┌────────

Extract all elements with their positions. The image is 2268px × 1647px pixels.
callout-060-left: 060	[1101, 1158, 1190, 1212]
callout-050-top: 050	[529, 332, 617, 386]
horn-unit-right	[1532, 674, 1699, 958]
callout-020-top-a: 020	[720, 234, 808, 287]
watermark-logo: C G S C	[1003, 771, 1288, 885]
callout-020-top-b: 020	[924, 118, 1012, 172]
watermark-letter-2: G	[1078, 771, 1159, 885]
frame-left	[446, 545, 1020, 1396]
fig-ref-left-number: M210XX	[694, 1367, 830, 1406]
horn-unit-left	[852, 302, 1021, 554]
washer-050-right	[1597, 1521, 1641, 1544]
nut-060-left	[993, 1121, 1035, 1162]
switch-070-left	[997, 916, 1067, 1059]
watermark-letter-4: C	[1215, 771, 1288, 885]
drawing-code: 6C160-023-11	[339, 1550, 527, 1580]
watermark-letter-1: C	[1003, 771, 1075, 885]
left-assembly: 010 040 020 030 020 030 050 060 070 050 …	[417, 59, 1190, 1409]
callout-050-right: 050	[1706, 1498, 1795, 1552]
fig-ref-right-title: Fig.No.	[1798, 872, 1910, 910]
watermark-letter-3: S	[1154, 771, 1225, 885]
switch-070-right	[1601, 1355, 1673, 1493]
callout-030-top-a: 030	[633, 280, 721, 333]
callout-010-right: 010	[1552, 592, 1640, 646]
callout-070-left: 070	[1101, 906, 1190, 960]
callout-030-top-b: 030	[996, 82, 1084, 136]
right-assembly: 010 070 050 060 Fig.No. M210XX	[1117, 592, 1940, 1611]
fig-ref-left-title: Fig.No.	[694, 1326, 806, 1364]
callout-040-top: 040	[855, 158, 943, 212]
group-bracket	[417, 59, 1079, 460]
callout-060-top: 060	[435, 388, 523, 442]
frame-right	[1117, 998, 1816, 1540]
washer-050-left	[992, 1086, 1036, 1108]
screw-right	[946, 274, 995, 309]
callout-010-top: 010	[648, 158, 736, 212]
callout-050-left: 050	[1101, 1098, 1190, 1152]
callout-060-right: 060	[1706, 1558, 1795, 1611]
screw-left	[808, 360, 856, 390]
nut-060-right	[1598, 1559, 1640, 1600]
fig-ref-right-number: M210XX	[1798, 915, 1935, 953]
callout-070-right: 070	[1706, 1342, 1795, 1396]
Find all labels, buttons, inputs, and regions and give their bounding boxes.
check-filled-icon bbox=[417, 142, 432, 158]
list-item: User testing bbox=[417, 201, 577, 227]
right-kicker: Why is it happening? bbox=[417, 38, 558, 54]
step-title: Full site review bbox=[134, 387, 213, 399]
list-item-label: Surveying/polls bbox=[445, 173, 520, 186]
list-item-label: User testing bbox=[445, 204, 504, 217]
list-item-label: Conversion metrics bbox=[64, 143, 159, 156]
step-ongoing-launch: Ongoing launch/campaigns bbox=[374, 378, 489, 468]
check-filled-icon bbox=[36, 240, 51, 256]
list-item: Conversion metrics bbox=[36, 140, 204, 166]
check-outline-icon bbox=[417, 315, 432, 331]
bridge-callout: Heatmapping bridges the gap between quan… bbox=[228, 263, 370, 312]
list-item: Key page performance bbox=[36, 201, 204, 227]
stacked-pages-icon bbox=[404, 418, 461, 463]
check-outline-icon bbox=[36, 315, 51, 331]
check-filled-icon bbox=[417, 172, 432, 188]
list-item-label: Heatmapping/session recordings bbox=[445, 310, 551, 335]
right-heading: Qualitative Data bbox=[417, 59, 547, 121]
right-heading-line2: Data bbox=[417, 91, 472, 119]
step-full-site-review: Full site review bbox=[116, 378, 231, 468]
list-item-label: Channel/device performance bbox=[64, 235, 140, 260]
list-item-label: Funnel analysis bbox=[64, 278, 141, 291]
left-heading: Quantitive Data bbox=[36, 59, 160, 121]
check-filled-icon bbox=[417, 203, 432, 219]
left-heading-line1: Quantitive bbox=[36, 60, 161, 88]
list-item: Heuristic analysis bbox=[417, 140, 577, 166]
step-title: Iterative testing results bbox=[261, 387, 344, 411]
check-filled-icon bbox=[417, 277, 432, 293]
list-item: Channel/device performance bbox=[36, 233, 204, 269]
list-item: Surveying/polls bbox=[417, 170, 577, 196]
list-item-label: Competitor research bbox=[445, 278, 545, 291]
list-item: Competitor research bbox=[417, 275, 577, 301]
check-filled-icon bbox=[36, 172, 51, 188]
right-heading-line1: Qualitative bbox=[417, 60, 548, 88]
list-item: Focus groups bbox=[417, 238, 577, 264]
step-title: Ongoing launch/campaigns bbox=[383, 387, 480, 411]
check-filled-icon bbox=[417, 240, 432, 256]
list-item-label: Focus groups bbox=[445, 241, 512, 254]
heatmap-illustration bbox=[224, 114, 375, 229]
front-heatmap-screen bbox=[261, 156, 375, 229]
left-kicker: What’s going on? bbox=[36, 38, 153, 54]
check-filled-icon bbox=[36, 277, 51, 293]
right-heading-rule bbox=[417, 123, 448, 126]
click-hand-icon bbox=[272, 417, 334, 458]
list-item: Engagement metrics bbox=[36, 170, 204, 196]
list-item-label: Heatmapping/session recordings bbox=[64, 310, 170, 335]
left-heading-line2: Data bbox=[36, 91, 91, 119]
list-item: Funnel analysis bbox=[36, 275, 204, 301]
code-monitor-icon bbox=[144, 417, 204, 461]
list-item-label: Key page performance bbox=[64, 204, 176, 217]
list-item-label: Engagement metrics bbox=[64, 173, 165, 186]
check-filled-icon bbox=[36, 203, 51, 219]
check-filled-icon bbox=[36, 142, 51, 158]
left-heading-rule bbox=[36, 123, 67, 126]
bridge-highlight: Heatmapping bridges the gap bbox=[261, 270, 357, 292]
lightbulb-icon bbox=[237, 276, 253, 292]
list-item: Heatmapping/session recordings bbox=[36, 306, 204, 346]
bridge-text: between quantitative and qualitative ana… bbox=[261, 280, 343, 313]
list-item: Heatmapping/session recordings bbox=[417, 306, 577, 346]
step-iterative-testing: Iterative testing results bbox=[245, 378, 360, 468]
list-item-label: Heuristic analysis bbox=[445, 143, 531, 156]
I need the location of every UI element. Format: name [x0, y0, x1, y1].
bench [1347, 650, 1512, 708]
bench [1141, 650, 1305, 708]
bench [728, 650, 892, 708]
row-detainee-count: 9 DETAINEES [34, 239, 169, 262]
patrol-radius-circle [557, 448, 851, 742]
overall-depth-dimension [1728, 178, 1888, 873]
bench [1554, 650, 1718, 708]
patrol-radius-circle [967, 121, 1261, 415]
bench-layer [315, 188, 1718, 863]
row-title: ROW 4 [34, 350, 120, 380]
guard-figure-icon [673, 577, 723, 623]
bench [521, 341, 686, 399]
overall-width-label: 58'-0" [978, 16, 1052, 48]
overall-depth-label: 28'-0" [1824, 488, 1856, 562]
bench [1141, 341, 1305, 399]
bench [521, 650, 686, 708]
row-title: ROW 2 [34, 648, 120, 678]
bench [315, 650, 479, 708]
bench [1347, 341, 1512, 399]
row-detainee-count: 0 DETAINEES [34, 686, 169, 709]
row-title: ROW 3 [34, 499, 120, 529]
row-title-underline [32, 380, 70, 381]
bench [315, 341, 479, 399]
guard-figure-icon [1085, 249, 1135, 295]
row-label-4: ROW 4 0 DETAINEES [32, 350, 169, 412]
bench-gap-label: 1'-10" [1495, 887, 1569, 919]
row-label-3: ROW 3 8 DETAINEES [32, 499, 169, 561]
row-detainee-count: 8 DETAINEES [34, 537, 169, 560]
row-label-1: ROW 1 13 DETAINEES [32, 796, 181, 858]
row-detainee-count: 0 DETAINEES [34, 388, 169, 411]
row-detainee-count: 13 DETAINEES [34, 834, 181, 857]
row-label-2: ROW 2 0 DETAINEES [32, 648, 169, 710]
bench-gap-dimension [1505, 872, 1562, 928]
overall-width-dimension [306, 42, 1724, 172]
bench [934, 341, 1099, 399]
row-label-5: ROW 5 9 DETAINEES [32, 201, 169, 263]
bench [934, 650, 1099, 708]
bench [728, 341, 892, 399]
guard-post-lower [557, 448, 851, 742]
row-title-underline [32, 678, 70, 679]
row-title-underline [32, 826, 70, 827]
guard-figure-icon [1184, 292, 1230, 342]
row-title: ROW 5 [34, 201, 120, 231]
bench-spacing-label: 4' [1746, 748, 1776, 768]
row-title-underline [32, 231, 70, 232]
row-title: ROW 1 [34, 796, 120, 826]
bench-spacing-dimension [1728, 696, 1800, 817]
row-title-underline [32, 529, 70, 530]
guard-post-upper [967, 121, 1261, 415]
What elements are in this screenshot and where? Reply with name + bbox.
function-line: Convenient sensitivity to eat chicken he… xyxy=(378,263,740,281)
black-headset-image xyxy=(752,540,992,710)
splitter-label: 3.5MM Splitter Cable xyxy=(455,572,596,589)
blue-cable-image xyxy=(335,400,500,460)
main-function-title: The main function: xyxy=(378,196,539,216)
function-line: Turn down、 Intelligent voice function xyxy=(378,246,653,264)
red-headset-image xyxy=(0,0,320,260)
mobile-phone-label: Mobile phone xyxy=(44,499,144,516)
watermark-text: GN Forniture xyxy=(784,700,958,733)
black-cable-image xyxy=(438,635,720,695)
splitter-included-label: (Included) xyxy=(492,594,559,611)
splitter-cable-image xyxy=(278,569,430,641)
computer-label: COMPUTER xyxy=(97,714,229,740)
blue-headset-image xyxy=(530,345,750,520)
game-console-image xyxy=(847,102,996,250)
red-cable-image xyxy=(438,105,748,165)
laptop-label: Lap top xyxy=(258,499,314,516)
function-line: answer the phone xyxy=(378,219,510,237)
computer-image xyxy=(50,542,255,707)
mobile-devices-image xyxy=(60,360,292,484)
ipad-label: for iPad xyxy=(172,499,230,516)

└────────

## Your objective
Convert the lines from the start of the records through the line that contains "59, 1079, 460]" into a numbered list, leaving out any blank lines.

## Result for this task
1. Extract all elements with their positions. The image is 2268px × 1647px pixels.
2. callout-060-left: 060	[1101, 1158, 1190, 1212]
3. callout-050-top: 050	[529, 332, 617, 386]
4. horn-unit-right	[1532, 674, 1699, 958]
5. callout-020-top-a: 020	[720, 234, 808, 287]
6. watermark-logo: C G S C	[1003, 771, 1288, 885]
7. callout-020-top-b: 020	[924, 118, 1012, 172]
8. watermark-letter-2: G	[1078, 771, 1159, 885]
9. frame-left	[446, 545, 1020, 1396]
10. fig-ref-left-number: M210XX	[694, 1367, 830, 1406]
11. horn-unit-left	[852, 302, 1021, 554]
12. washer-050-right	[1597, 1521, 1641, 1544]
13. nut-060-left	[993, 1121, 1035, 1162]
14. switch-070-left	[997, 916, 1067, 1059]
15. watermark-letter-4: C	[1215, 771, 1288, 885]
16. drawing-code: 6C160-023-11	[339, 1550, 527, 1580]
17. watermark-letter-1: C	[1003, 771, 1075, 885]
18. left-assembly: 010 040 020 030 020 030 050 060 070 050 …	[417, 59, 1190, 1409]
19. callout-050-right: 050	[1706, 1498, 1795, 1552]
20. fig-ref-right-title: Fig.No.	[1798, 872, 1910, 910]
21. watermark-letter-3: S	[1154, 771, 1225, 885]
22. switch-070-right	[1601, 1355, 1673, 1493]
23. callout-030-top-a: 030	[633, 280, 721, 333]
24. callout-010-right: 010	[1552, 592, 1640, 646]
25. callout-070-left: 070	[1101, 906, 1190, 960]
26. callout-030-top-b: 030	[996, 82, 1084, 136]
27. right-assembly: 010 070 050 060 Fig.No. M210XX	[1117, 592, 1940, 1611]
28. fig-ref-left-title: Fig.No.	[694, 1326, 806, 1364]
29. callout-040-top: 040	[855, 158, 943, 212]
30. group-bracket	[417, 59, 1079, 460]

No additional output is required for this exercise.